Zitierter Text:
========================================================================
Passiert ist leider nichts. Kein Wunder, schließlich standen die Mies­ma­che­r*in­nen großer Ideen schon 2018 schnell parat. Von „einer unsäglichen Verschandelung der Havellandschaft“ war die Rede. Die CDU hielt dagegen: Seit den 80er Jahren sei in Spandau „kein massentauglicher Verkehrsträger mehr gebaut worden“, begründete der damalige Chef des Kreisverbands seinen Plan.

Der hieß zufälligerweise Kai Wegner, zog vor bald zwei Jahren ins Rote Rathaus um – und hat dank der Sondermilliarden des Bundes demnächst eine Menge Geld zu verteilen. Dass davon sehr viel nach Spandau im Allgemeinen, in Wegners Wohnort Kladow im Besonderen und in die hoffentlich mindestens sechsspurige Autobahnanbindung samt Monsterbrücke im Allerbesonderen fließen muss, versteht sich von selbst. Da können sich die Grünen noch so aufregen, die zusätzlichen Mittel dürften nicht „zur Privatschatulle des Regierenden Bürgermeisters verkommen“. Das lernt ein Regierungschef der Union bereits in der Grundausbildung. (rru)

Die ZLB tieferlegen

Berlin hat ja angeblich nicht nur ein Verkehrs-, sondern baupolitisch auch ein Platzproblem. Und immer wieder muss mit Blick auf Letzteres das per Volksentscheid vor jeglicher Bebauung bewahrte Tempelhofer Feld als Verhandlungsmasse herhalten. Aber jetzt, wo Geld da ist, kann man endlich out of the box denken: Wenn wir auf dem Feld nicht bauen dürfen, warum dann nicht eben unter dem Feld?
========================================================================
Auflistungen von Regionen und Beschriftungen:

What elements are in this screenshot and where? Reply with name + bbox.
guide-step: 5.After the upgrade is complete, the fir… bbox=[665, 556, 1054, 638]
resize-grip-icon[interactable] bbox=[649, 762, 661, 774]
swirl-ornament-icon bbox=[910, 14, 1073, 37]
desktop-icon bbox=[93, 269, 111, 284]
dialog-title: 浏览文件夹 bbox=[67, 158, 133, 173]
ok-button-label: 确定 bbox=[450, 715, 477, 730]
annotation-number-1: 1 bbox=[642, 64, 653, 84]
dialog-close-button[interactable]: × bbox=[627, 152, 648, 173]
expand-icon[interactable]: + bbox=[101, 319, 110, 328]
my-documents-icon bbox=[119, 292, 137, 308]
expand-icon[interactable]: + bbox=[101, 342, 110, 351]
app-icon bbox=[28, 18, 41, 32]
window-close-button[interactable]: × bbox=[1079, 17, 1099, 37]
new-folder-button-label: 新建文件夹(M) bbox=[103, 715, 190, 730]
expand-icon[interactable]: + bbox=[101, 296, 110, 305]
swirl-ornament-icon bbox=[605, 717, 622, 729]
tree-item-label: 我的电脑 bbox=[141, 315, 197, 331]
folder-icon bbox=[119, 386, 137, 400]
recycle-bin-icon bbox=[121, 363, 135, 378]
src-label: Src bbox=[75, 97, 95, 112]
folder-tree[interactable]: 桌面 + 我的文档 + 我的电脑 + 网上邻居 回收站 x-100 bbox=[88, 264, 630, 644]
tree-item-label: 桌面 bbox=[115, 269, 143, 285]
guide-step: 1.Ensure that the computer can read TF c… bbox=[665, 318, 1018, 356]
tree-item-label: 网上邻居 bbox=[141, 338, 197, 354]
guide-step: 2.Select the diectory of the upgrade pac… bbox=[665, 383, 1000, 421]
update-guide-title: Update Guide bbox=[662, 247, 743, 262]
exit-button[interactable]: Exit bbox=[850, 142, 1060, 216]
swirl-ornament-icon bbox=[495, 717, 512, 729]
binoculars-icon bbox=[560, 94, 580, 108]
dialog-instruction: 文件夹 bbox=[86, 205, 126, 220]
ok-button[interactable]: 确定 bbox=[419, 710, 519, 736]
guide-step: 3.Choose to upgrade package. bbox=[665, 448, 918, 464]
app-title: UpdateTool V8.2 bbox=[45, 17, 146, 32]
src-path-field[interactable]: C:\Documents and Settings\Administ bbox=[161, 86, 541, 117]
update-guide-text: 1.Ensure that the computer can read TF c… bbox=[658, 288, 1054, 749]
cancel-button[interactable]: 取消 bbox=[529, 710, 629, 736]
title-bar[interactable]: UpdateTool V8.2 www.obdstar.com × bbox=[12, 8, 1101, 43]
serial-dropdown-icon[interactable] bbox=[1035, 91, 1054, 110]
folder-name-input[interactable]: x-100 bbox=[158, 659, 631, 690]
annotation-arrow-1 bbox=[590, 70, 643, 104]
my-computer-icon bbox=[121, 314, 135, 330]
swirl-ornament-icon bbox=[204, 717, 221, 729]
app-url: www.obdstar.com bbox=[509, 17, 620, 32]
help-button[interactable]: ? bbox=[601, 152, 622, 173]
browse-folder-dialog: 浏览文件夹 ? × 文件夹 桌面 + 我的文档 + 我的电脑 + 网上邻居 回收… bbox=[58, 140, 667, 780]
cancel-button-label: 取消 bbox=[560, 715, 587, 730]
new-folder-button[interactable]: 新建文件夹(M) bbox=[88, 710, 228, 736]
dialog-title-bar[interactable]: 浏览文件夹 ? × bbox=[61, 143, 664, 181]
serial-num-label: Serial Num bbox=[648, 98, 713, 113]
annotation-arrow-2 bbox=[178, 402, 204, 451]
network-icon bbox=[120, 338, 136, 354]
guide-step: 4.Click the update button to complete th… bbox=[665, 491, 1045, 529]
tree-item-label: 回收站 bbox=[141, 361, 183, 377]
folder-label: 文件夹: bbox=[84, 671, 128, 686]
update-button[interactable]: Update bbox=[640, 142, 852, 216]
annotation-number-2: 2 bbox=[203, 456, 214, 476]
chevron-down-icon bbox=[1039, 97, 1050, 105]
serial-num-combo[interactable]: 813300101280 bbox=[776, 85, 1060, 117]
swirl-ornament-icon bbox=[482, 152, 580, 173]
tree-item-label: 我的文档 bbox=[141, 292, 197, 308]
========================================================================
Arbeitsschritte:
- a) Seit wann wurde laut dem zitierten Text in Spandau nach Angaben der CDU kein massentauglicher Verkehrsträger mehr gebaut?
- b) Nenne alle wörtlichen Zitate, die im zitierten Text in deutschen Anführungszeichen („ “) stehen.
- c) Bitte führe den zitierten Text nach seinem letzten Satz mit einigen Sätzen im selben Ton weiter.

Antworten:
- a) Seit den 80er Jahren.

- b)
- „einer unsäglichen Verschandelung der Havellandschaft“
- „kein massentauglicher Verkehrsträger mehr gebaut worden“
- „zur Privatschatulle des Regierenden Bürgermeisters verkommen“

- c)
Dabei geht es nicht darum, die alten Katakomben unter dem Rollfeld zu ertüchtigen, das wäre freilich nur ein kleinmütiger Kompromiss. Von allen Rändern aus wird das Erdreich unter den prominenten 300 Hektar Leere im Schildvortrieb aufgedrillt – für den Aushub findet sich garantiert eine Verwendung.

Ein, zwei, ganz viele unterirdische Stockwerke von schier unendlicher Fläche lassen sich so unter Tage schaffen, während oben weiter die Lerchen singen und die Drachen steigen. Gezielt gebohrte Lichthöfe sorgen für ein paar Sonnenstrahlen. Wobei: Sonne hat’s ja bald eh viel zu viel.

Abertausende Wohnungen können so quasi im Verborgenen entstehen. Aber es gibt auch genug Platz für Fahrradparkhäuser, ein erdwärmegespeistes Tiefenschwimmbad und, ganz, ganz tief unten, eine gigantische Zentral- und Landesbibliothek.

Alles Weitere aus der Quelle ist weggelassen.